• **What needs to be done**: Copy everything in the listing below word for word, apart from any images.

• **Extracted information**:
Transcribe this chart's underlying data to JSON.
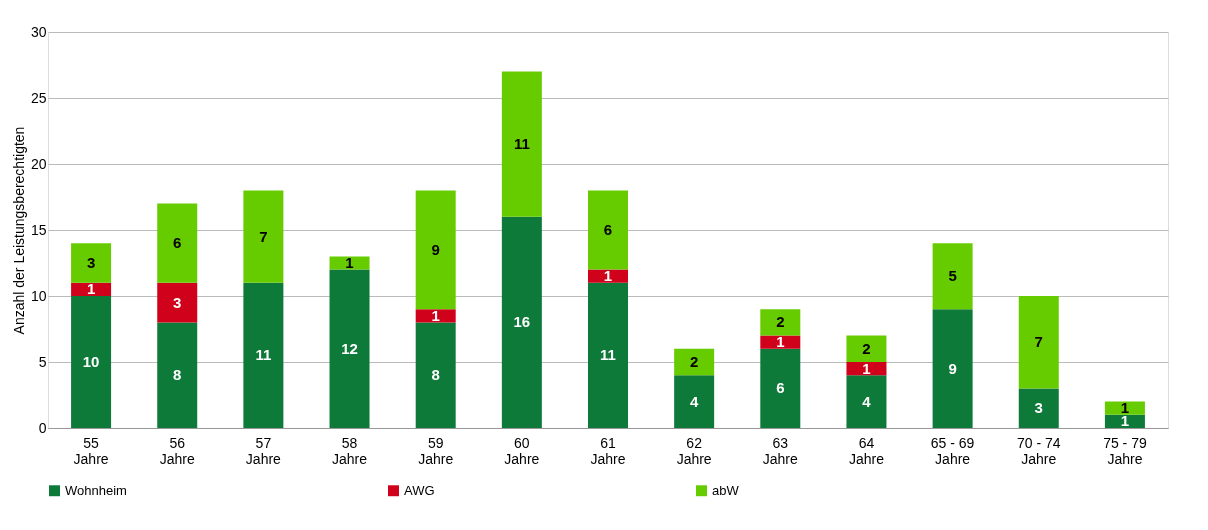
{
  "chart_data": {
    "type": "bar",
    "stacked": true,
    "ylabel": "Anzahl der Leistungsberechtigten",
    "categories": [
      "55 Jahre",
      "56 Jahre",
      "57 Jahre",
      "58 Jahre",
      "59 Jahre",
      "60 Jahre",
      "61 Jahre",
      "62 Jahre",
      "63 Jahre",
      "64 Jahre",
      "65 - 69 Jahre",
      "70 - 74 Jahre",
      "75 - 79 Jahre"
    ],
    "series": [
      {
        "name": "Wohnheim",
        "color": "#0e7a3a",
        "values": [
          10,
          8,
          11,
          12,
          8,
          16,
          11,
          4,
          6,
          4,
          9,
          3,
          1
        ]
      },
      {
        "name": "AWG",
        "color": "#d0021b",
        "values": [
          1,
          3,
          null,
          null,
          1,
          null,
          1,
          null,
          1,
          1,
          null,
          null,
          null
        ]
      },
      {
        "name": "abW",
        "color": "#66cc00",
        "values": [
          3,
          6,
          7,
          1,
          9,
          11,
          6,
          2,
          2,
          2,
          5,
          7,
          1
        ]
      }
    ],
    "ylim": [
      0,
      30
    ],
    "yticks": [
      0,
      5,
      10,
      15,
      20,
      25,
      30
    ],
    "grid": "y",
    "legend": "bottom",
    "data_labels": true
  }
}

• **Exercise response**:
Transcribe this chart's underlying data to JSON.
{
  "chart_data": {
    "type": "bar",
    "stacked": true,
    "ylabel": "Anzahl der Leistungsberechtigten",
    "categories": [
      "55 Jahre",
      "56 Jahre",
      "57 Jahre",
      "58 Jahre",
      "59 Jahre",
      "60 Jahre",
      "61 Jahre",
      "62 Jahre",
      "63 Jahre",
      "64 Jahre",
      "65 - 69 Jahre",
      "70 - 74 Jahre",
      "75 - 79 Jahre"
    ],
    "series": [
      {
        "name": "Wohnheim",
        "color": "#0e7a3a",
        "values": [
          10,
          8,
          11,
          12,
          8,
          16,
          11,
          4,
          6,
          4,
          9,
          3,
          1
        ]
      },
      {
        "name": "AWG",
        "color": "#d0021b",
        "values": [
          1,
          3,
          null,
          null,
          1,
          null,
          1,
          null,
          1,
          1,
          null,
          null,
          null
        ]
      },
      {
        "name": "abW",
        "color": "#66cc00",
        "values": [
          3,
          6,
          7,
          1,
          9,
          11,
          6,
          2,
          2,
          2,
          5,
          7,
          1
        ]
      }
    ],
    "ylim": [
      0,
      30
    ],
    "yticks": [
      0,
      5,
      10,
      15,
      20,
      25,
      30
    ],
    "grid": "y",
    "legend": "bottom",
    "data_labels": true
  }
}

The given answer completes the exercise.